> WHAT YOU HAVE TO DO
Please print all of the material below, word for word.

___ DATA FOR PROCESSING

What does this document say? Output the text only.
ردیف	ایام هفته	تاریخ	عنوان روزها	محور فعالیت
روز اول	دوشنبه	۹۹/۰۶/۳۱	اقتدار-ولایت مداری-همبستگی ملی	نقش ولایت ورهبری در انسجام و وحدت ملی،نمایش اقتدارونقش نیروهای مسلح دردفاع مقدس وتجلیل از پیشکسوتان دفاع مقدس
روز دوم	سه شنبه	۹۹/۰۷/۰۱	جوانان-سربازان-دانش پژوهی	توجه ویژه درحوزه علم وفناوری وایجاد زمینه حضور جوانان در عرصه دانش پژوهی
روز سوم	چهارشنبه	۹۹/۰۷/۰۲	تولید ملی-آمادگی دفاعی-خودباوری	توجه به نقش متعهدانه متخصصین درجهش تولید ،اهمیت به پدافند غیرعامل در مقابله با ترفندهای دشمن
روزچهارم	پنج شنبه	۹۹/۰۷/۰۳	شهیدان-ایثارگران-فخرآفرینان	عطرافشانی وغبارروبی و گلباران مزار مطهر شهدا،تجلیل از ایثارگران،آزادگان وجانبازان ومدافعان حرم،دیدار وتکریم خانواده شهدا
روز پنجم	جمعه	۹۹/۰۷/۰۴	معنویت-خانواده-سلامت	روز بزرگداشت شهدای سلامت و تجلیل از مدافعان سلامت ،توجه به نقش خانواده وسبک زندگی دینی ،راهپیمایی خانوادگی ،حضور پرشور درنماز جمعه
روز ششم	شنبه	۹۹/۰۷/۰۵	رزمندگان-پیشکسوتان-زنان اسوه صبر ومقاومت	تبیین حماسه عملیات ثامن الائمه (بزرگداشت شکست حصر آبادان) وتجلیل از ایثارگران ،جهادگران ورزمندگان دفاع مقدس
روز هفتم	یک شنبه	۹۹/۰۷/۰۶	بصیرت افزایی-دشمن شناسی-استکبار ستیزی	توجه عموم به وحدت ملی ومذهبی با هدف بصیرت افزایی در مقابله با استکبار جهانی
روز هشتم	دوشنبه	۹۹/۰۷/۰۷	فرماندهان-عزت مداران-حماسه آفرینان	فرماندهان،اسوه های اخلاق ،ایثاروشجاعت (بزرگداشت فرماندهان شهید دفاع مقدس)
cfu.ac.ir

______

> RESPONSE
What does this document say? Output the text only.
ردیف	ایام هفته	تاریخ	عنوان روزها	محور فعالیت
روز اول	دوشنبه	۹۹/۰۶/۳۱	اقتدار-ولایت مداری-همبستگی ملی	نقش ولایت ورهبری در انسجام و وحدت ملی،نمایش اقتدارونقش نیروهای مسلح دردفاع مقدس وتجلیل از پیشکسوتان دفاع مقدس
روز دوم	سه شنبه	۹۹/۰۷/۰۱	جوانان-سربازان-دانش پژوهی	توجه ویژه درحوزه علم وفناوری وایجاد زمینه حضور جوانان در عرصه دانش پژوهی
روز سوم	چهارشنبه	۹۹/۰۷/۰۲	تولید ملی-آمادگی دفاعی-خودباوری	توجه به نقش متعهدانه متخصصین درجهش تولید ،اهمیت به پدافند غیرعامل در مقابله با ترفندهای دشمن
روزچهارم	پنج شنبه	۹۹/۰۷/۰۳	شهیدان-ایثارگران-فخرآفرینان	عطرافشانی وغبارروبی و گلباران مزار مطهر شهدا،تجلیل از ایثارگران،آزادگان وجانبازان ومدافعان حرم،دیدار وتکریم خانواده شهدا
روز پنجم	جمعه	۹۹/۰۷/۰۴	معنویت-خانواده-سلامت	روز بزرگداشت شهدای سلامت و تجلیل از مدافعان سلامت ،توجه به نقش خانواده وسبک زندگی دینی ،راهپیمایی خانوادگی ،حضور پرشور درنماز جمعه
روز ششم	شنبه	۹۹/۰۷/۰۵	رزمندگان-پیشکسوتان-زنان اسوه صبر ومقاومت	تبیین حماسه عملیات ثامن الائمه (بزرگداشت شکست حصر آبادان) وتجلیل از ایثارگران ،جهادگران ورزمندگان دفاع مقدس
روز هفتم	یک شنبه	۹۹/۰۷/۰۶	بصیرت افزایی-دشمن شناسی-استکبار ستیزی	توجه عموم به وحدت ملی ومذهبی با هدف بصیرت افزایی در مقابله با استکبار جهانی
روز هشتم	دوشنبه	۹۹/۰۷/۰۷	فرماندهان-عزت مداران-حماسه آفرینان	فرماندهان،اسوه های اخلاق ،ایثاروشجاعت (بزرگداشت فرماندهان شهید دفاع مقدس)
cfu.ac.ir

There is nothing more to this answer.